Rewrite the data below with every instance of "mounting brackets" changed to "mounting clamps" and everything else left the same.

▶ **INFORMATION PROVIDED**:
>>

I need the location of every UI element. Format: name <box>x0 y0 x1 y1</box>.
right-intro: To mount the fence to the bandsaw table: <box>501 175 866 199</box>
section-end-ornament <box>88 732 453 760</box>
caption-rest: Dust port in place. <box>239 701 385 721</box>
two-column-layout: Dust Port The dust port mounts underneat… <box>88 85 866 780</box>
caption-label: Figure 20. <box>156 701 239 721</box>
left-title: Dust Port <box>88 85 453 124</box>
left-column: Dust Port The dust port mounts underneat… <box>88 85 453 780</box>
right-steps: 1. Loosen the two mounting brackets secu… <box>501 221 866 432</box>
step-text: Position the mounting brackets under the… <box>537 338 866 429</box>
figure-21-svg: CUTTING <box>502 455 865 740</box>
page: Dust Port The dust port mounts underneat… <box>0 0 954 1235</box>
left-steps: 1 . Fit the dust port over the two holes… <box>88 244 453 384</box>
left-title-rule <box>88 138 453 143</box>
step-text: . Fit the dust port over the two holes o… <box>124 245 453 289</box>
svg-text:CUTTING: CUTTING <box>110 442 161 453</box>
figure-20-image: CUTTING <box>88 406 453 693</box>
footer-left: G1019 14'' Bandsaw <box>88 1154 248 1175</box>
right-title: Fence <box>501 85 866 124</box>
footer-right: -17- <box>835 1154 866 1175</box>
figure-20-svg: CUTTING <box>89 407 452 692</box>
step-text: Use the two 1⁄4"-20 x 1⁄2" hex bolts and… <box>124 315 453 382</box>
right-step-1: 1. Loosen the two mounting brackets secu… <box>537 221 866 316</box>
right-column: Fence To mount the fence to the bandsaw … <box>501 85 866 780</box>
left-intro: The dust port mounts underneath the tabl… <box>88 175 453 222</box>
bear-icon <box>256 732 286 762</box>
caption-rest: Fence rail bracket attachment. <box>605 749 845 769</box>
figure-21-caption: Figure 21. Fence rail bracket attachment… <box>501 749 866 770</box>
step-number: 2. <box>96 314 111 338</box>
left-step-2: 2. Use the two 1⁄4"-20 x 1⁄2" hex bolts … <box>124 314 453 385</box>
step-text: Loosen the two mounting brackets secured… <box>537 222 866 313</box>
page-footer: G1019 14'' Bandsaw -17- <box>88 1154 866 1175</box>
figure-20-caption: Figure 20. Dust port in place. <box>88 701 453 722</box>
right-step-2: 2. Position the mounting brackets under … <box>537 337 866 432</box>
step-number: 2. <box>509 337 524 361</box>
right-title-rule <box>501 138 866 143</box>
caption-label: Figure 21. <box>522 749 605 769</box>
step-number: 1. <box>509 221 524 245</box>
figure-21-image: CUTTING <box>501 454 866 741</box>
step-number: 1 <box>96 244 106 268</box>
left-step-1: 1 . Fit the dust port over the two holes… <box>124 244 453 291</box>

<<

▶ **SOLUTION TO THIS EXERCISE**:
I need the location of every UI element. Format: name <box>x0 y0 x1 y1</box>.
right-intro: To mount the fence to the bandsaw table: <box>501 175 866 199</box>
section-end-ornament <box>88 732 453 760</box>
caption-rest: Dust port in place. <box>239 701 385 721</box>
two-column-layout: Dust Port The dust port mounts underneat… <box>88 85 866 780</box>
caption-label: Figure 20. <box>156 701 239 721</box>
left-title: Dust Port <box>88 85 453 124</box>
left-column: Dust Port The dust port mounts underneat… <box>88 85 453 780</box>
right-steps: 1. Loosen the two mounting clamps secu… <box>501 221 866 432</box>
step-text: Position the mounting clamps under the… <box>537 338 866 429</box>
figure-21-svg: CUTTING <box>502 455 865 740</box>
page: Dust Port The dust port mounts underneat… <box>0 0 954 1235</box>
left-steps: 1 . Fit the dust port over the two holes… <box>88 244 453 384</box>
left-title-rule <box>88 138 453 143</box>
step-text: . Fit the dust port over the two holes o… <box>124 245 453 289</box>
svg-text:CUTTING: CUTTING <box>110 442 161 453</box>
figure-20-image: CUTTING <box>88 406 453 693</box>
footer-left: G1019 14'' Bandsaw <box>88 1154 248 1175</box>
right-title: Fence <box>501 85 866 124</box>
footer-right: -17- <box>835 1154 866 1175</box>
figure-20-svg: CUTTING <box>89 407 452 692</box>
step-text: Use the two 1⁄4"-20 x 1⁄2" hex bolts and… <box>124 315 453 382</box>
right-step-1: 1. Loosen the two mounting clamps secu… <box>537 221 866 316</box>
right-column: Fence To mount the fence to the bandsaw … <box>501 85 866 780</box>
left-intro: The dust port mounts underneath the tabl… <box>88 175 453 222</box>
bear-icon <box>256 732 286 762</box>
caption-rest: Fence rail bracket attachment. <box>605 749 845 769</box>
figure-21-caption: Figure 21. Fence rail bracket attachment… <box>501 749 866 770</box>
step-number: 2. <box>96 314 111 338</box>
left-step-2: 2. Use the two 1⁄4"-20 x 1⁄2" hex bolts … <box>124 314 453 385</box>
step-text: Loosen the two mounting clamps secured… <box>537 222 866 313</box>
page-footer: G1019 14'' Bandsaw -17- <box>88 1154 866 1175</box>
figure-20-caption: Figure 20. Dust port in place. <box>88 701 453 722</box>
right-step-2: 2. Position the mounting clamps under … <box>537 337 866 432</box>
step-number: 2. <box>509 337 524 361</box>
right-title-rule <box>501 138 866 143</box>
caption-label: Figure 21. <box>522 749 605 769</box>
step-number: 1. <box>509 221 524 245</box>
figure-21-image: CUTTING <box>501 454 866 741</box>
step-number: 1 <box>96 244 106 268</box>
left-step-1: 1 . Fit the dust port over the two holes… <box>124 244 453 291</box>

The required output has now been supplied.